Problem to work on: Transcribe the material in full, exactly as written.
# # # # # # #
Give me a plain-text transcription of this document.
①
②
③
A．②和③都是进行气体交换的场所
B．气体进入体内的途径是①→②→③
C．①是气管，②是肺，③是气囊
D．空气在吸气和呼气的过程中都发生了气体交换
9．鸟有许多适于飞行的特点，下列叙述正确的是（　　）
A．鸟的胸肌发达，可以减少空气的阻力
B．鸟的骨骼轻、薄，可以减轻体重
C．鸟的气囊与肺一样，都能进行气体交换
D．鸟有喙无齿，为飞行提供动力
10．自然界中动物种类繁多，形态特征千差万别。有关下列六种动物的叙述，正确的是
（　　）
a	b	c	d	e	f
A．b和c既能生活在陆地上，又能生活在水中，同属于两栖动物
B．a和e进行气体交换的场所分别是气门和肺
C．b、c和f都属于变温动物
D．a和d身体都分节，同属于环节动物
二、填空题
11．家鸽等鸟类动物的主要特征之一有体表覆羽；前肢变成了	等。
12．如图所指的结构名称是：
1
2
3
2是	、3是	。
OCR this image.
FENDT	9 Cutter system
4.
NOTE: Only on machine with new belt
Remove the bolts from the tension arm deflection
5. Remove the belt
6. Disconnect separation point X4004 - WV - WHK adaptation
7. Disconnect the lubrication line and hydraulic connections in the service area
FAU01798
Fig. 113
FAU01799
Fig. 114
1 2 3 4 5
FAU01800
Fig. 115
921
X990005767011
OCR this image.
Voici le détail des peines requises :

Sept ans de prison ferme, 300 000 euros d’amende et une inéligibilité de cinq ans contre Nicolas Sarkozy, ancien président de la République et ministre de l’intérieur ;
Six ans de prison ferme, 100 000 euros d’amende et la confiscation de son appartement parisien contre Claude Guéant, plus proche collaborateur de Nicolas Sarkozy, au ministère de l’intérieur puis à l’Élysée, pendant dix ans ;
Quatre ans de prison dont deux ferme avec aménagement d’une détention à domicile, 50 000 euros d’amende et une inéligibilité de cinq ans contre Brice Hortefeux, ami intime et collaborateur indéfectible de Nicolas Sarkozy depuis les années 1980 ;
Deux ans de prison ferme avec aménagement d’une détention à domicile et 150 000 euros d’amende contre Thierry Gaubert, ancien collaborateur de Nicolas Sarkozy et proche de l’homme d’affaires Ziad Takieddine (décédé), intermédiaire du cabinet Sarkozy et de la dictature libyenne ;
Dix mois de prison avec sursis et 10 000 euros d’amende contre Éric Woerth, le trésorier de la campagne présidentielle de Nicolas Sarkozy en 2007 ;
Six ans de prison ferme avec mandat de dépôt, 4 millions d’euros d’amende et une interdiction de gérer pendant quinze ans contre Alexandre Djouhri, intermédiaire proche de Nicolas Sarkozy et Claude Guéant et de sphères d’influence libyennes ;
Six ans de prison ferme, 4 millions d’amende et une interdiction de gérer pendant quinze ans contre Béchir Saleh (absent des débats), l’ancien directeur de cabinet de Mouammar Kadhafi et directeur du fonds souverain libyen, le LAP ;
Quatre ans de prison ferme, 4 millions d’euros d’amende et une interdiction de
# # # # # # #
Result below:
Give me a plain-text transcription of this document.
①
②
③
A．②和③都是进行气体交换的场所
B．气体进入体内的途径是①→②→③
C．①是气管，②是肺，③是气囊
D．空气在吸气和呼气的过程中都发生了气体交换
9．鸟有许多适于飞行的特点，下列叙述正确的是（　　）
A．鸟的胸肌发达，可以减少空气的阻力
B．鸟的骨骼轻、薄，可以减轻体重
C．鸟的气囊与肺一样，都能进行气体交换
D．鸟有喙无齿，为飞行提供动力
10．自然界中动物种类繁多，形态特征千差万别。有关下列六种动物的叙述，正确的是
（　　）
a	b	c	d	e	f
A．b和c既能生活在陆地上，又能生活在水中，同属于两栖动物
B．a和e进行气体交换的场所分别是气门和肺
C．b、c和f都属于变温动物
D．a和d身体都分节，同属于环节动物
二、填空题
11．家鸽等鸟类动物的主要特征之一有体表覆羽；前肢变成了	等。
12．如图所指的结构名称是：
1
2
3
2是	、3是	。
OCR this image.
FENDT	9 Cutter system
4.
NOTE: Only on machine with new belt
Remove the bolts from the tension arm deflection
5. Remove the belt
6. Disconnect separation point X4004 - WV - WHK adaptation
7. Disconnect the lubrication line and hydraulic connections in the service area
FAU01798
Fig. 113
FAU01799
Fig. 114
1 2 3 4 5
FAU01800
Fig. 115
921
X990005767011
OCR this image.
Voici le détail des peines requises :

Sept ans de prison ferme, 300 000 euros d’amende et une inéligibilité de cinq ans contre Nicolas Sarkozy, ancien président de la République et ministre de l’intérieur ;
Six ans de prison ferme, 100 000 euros d’amende et la confiscation de son appartement parisien contre Claude Guéant, plus proche collaborateur de Nicolas Sarkozy, au ministère de l’intérieur puis à l’Élysée, pendant dix ans ;
Quatre ans de prison dont deux ferme avec aménagement d’une détention à domicile, 50 000 euros d’amende et une inéligibilité de cinq ans contre Brice Hortefeux, ami intime et collaborateur indéfectible de Nicolas Sarkozy depuis les années 1980 ;
Deux ans de prison ferme avec aménagement d’une détention à domicile et 150 000 euros d’amende contre Thierry Gaubert, ancien collaborateur de Nicolas Sarkozy et proche de l’homme d’affaires Ziad Takieddine (décédé), intermédiaire du cabinet Sarkozy et de la dictature libyenne ;
Dix mois de prison avec sursis et 10 000 euros d’amende contre Éric Woerth, le trésorier de la campagne présidentielle de Nicolas Sarkozy en 2007 ;
Six ans de prison ferme avec mandat de dépôt, 4 millions d’euros d’amende et une interdiction de gérer pendant quinze ans contre Alexandre Djouhri, intermédiaire proche de Nicolas Sarkozy et Claude Guéant et de sphères d’influence libyennes ;
Six ans de prison ferme, 4 millions d’amende et une interdiction de gérer pendant quinze ans contre Béchir Saleh (absent des débats), l’ancien directeur de cabinet de Mouammar Kadhafi et directeur du fonds souverain libyen, le LAP ;
Quatre ans de prison ferme, 4 millions d’euros d’amende et une interdiction de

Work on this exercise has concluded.